### Work to complete:
Calculate how many lines in the following records hold the word "true", and report that number without comment.
___ Records provided ___
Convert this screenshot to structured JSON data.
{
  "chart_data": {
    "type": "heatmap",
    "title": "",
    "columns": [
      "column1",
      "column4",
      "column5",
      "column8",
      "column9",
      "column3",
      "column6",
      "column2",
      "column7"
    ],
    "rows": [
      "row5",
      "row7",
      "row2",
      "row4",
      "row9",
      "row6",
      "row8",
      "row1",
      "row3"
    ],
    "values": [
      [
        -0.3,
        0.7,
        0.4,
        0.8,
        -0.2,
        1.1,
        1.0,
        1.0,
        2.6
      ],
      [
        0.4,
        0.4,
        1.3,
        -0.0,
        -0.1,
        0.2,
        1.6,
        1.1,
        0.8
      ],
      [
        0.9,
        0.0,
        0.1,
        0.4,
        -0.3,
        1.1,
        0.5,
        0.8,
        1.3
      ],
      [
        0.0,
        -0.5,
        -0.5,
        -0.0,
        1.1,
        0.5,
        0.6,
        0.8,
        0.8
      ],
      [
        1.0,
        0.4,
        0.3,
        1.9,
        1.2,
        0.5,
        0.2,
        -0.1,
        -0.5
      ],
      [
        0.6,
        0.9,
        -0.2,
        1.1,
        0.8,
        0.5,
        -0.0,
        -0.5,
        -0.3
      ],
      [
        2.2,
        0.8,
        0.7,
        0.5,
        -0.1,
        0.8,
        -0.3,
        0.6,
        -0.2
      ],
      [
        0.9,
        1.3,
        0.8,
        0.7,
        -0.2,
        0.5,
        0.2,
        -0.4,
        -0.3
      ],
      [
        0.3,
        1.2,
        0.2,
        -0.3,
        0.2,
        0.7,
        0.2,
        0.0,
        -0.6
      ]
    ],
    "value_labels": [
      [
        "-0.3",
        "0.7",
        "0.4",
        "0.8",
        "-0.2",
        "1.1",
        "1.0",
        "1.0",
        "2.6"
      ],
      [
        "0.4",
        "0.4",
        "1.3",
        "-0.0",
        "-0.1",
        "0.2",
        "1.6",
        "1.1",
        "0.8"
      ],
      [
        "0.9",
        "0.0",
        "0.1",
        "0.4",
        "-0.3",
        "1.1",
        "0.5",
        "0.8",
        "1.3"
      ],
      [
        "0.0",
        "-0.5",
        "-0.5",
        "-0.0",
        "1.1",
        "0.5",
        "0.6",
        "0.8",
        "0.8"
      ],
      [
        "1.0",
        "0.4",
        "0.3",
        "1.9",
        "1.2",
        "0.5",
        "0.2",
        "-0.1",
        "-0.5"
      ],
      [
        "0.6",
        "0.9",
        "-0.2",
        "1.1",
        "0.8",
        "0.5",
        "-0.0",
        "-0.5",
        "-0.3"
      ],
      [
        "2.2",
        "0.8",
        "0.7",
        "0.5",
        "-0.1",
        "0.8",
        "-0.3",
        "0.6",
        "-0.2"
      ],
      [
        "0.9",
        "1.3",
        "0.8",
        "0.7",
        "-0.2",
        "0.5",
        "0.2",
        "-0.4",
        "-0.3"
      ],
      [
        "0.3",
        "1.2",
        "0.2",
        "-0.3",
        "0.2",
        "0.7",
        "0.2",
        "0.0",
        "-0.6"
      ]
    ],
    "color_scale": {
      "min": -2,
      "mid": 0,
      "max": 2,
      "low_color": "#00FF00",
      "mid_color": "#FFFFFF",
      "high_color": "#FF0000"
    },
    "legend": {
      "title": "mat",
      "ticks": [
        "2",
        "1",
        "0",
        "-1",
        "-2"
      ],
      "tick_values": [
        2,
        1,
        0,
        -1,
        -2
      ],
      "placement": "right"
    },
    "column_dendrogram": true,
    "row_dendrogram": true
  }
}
___
### Solution to the problem:
2